**What is required**
The result should be a word-for-word retyping of the entries below, free of pictures.

(Source records)

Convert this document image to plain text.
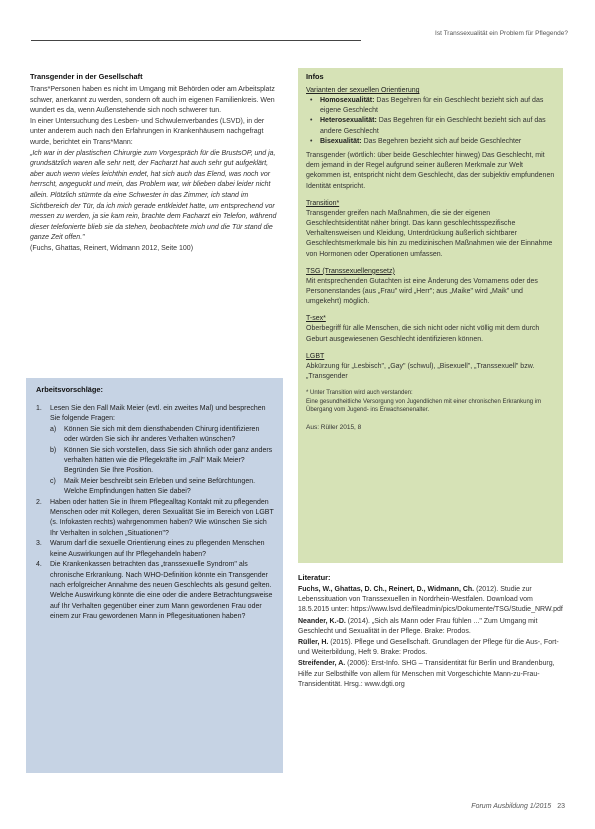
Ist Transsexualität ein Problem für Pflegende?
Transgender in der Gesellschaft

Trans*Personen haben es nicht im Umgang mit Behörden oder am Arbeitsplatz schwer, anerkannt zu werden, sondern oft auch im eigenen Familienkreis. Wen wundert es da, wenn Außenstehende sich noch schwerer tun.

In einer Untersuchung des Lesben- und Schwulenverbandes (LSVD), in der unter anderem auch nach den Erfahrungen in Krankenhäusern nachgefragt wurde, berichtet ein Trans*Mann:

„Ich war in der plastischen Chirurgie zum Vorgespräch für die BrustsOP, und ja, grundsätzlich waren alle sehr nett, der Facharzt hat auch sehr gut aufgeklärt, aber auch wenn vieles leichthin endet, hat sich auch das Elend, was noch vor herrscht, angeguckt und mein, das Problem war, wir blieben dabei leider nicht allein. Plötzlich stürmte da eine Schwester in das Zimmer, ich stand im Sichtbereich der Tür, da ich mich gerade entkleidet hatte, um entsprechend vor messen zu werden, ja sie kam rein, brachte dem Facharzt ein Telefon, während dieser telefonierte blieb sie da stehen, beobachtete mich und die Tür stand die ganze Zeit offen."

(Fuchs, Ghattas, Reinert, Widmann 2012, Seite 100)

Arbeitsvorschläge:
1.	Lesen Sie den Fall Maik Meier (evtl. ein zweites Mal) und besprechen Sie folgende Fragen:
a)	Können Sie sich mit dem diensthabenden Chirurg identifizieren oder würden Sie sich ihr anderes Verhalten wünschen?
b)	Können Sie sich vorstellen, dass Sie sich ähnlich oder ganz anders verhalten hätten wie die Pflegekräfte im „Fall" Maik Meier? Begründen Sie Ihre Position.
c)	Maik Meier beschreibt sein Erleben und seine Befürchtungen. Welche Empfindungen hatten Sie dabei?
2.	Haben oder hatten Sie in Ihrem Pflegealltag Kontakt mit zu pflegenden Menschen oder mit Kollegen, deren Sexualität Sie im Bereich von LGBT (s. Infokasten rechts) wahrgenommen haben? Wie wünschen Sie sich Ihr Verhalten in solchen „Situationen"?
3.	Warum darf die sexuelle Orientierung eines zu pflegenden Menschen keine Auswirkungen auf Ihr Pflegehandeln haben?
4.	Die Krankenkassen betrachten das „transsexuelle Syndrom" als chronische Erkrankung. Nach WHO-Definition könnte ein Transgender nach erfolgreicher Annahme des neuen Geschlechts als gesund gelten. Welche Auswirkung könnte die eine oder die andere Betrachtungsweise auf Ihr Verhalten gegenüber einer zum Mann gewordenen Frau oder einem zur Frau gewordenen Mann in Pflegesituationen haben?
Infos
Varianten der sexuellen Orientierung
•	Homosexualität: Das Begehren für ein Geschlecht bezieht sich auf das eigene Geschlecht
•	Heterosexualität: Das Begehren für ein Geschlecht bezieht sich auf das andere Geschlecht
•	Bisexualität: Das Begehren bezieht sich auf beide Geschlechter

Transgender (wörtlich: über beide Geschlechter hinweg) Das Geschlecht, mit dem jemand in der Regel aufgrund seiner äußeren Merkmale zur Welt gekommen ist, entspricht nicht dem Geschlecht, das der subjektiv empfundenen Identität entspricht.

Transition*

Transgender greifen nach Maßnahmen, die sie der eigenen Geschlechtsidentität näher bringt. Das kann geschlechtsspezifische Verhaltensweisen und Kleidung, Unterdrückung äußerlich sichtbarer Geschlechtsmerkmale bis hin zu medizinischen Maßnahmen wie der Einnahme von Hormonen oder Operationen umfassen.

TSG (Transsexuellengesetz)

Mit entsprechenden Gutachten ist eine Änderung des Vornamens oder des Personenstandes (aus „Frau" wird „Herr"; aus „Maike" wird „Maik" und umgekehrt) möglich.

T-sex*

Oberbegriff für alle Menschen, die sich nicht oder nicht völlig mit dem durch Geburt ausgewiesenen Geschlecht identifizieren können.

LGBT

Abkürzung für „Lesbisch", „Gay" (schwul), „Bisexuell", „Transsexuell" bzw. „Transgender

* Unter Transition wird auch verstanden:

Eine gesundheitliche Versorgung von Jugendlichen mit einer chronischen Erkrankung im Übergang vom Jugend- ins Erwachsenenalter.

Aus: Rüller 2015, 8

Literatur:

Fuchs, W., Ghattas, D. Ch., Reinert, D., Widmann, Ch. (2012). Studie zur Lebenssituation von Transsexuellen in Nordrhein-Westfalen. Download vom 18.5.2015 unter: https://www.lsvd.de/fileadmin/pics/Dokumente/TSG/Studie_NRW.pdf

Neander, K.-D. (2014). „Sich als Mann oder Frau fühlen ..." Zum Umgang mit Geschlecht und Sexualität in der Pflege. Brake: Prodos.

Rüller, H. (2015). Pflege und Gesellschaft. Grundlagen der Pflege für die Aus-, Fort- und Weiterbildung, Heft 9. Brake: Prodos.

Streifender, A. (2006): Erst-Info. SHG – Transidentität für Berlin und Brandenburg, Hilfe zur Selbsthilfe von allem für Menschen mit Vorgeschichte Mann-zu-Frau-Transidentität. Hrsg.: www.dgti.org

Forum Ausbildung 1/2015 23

**Answer to the problem**
Convert this document image to plain text.
Ist Transsexualität ein Problem für Pflegende?
Transgender in der Gesellschaft

Trans*Personen haben es nicht im Umgang mit Behörden oder am Arbeitsplatz schwer, anerkannt zu werden, sondern oft auch im eigenen Familienkreis. Wen wundert es da, wenn Außenstehende sich noch schwerer tun.

In einer Untersuchung des Lesben- und Schwulenverbandes (LSVD), in der unter anderem auch nach den Erfahrungen in Krankenhäusern nachgefragt wurde, berichtet ein Trans*Mann:

„Ich war in der plastischen Chirurgie zum Vorgespräch für die BrustsOP, und ja, grundsätzlich waren alle sehr nett, der Facharzt hat auch sehr gut aufgeklärt, aber auch wenn vieles leichthin endet, hat sich auch das Elend, was noch vor herrscht, angeguckt und mein, das Problem war, wir blieben dabei leider nicht allein. Plötzlich stürmte da eine Schwester in das Zimmer, ich stand im Sichtbereich der Tür, da ich mich gerade entkleidet hatte, um entsprechend vor messen zu werden, ja sie kam rein, brachte dem Facharzt ein Telefon, während dieser telefonierte blieb sie da stehen, beobachtete mich und die Tür stand die ganze Zeit offen."

(Fuchs, Ghattas, Reinert, Widmann 2012, Seite 100)

Arbeitsvorschläge:
1.	Lesen Sie den Fall Maik Meier (evtl. ein zweites Mal) und besprechen Sie folgende Fragen:
a)	Können Sie sich mit dem diensthabenden Chirurg identifizieren oder würden Sie sich ihr anderes Verhalten wünschen?
b)	Können Sie sich vorstellen, dass Sie sich ähnlich oder ganz anders verhalten hätten wie die Pflegekräfte im „Fall" Maik Meier? Begründen Sie Ihre Position.
c)	Maik Meier beschreibt sein Erleben und seine Befürchtungen. Welche Empfindungen hatten Sie dabei?
2.	Haben oder hatten Sie in Ihrem Pflegealltag Kontakt mit zu pflegenden Menschen oder mit Kollegen, deren Sexualität Sie im Bereich von LGBT (s. Infokasten rechts) wahrgenommen haben? Wie wünschen Sie sich Ihr Verhalten in solchen „Situationen"?
3.	Warum darf die sexuelle Orientierung eines zu pflegenden Menschen keine Auswirkungen auf Ihr Pflegehandeln haben?
4.	Die Krankenkassen betrachten das „transsexuelle Syndrom" als chronische Erkrankung. Nach WHO-Definition könnte ein Transgender nach erfolgreicher Annahme des neuen Geschlechts als gesund gelten. Welche Auswirkung könnte die eine oder die andere Betrachtungsweise auf Ihr Verhalten gegenüber einer zum Mann gewordenen Frau oder einem zur Frau gewordenen Mann in Pflegesituationen haben?
Infos
Varianten der sexuellen Orientierung
•	Homosexualität: Das Begehren für ein Geschlecht bezieht sich auf das eigene Geschlecht
•	Heterosexualität: Das Begehren für ein Geschlecht bezieht sich auf das andere Geschlecht
•	Bisexualität: Das Begehren bezieht sich auf beide Geschlechter

Transgender (wörtlich: über beide Geschlechter hinweg) Das Geschlecht, mit dem jemand in der Regel aufgrund seiner äußeren Merkmale zur Welt gekommen ist, entspricht nicht dem Geschlecht, das der subjektiv empfundenen Identität entspricht.

Transition*

Transgender greifen nach Maßnahmen, die sie der eigenen Geschlechtsidentität näher bringt. Das kann geschlechtsspezifische Verhaltensweisen und Kleidung, Unterdrückung äußerlich sichtbarer Geschlechtsmerkmale bis hin zu medizinischen Maßnahmen wie der Einnahme von Hormonen oder Operationen umfassen.

TSG (Transsexuellengesetz)

Mit entsprechenden Gutachten ist eine Änderung des Vornamens oder des Personenstandes (aus „Frau" wird „Herr"; aus „Maike" wird „Maik" und umgekehrt) möglich.

T-sex*

Oberbegriff für alle Menschen, die sich nicht oder nicht völlig mit dem durch Geburt ausgewiesenen Geschlecht identifizieren können.

LGBT

Abkürzung für „Lesbisch", „Gay" (schwul), „Bisexuell", „Transsexuell" bzw. „Transgender

* Unter Transition wird auch verstanden:

Eine gesundheitliche Versorgung von Jugendlichen mit einer chronischen Erkrankung im Übergang vom Jugend- ins Erwachsenenalter.

Aus: Rüller 2015, 8

Literatur:

Fuchs, W., Ghattas, D. Ch., Reinert, D., Widmann, Ch. (2012). Studie zur Lebenssituation von Transsexuellen in Nordrhein-Westfalen. Download vom 18.5.2015 unter: https://www.lsvd.de/fileadmin/pics/Dokumente/TSG/Studie_NRW.pdf

Neander, K.-D. (2014). „Sich als Mann oder Frau fühlen ..." Zum Umgang mit Geschlecht und Sexualität in der Pflege. Brake: Prodos.

Rüller, H. (2015). Pflege und Gesellschaft. Grundlagen der Pflege für die Aus-, Fort- und Weiterbildung, Heft 9. Brake: Prodos.

Streifender, A. (2006): Erst-Info. SHG – Transidentität für Berlin und Brandenburg, Hilfe zur Selbsthilfe von allem für Menschen mit Vorgeschichte Mann-zu-Frau-Transidentität. Hrsg.: www.dgti.org

Forum Ausbildung 1/2015 23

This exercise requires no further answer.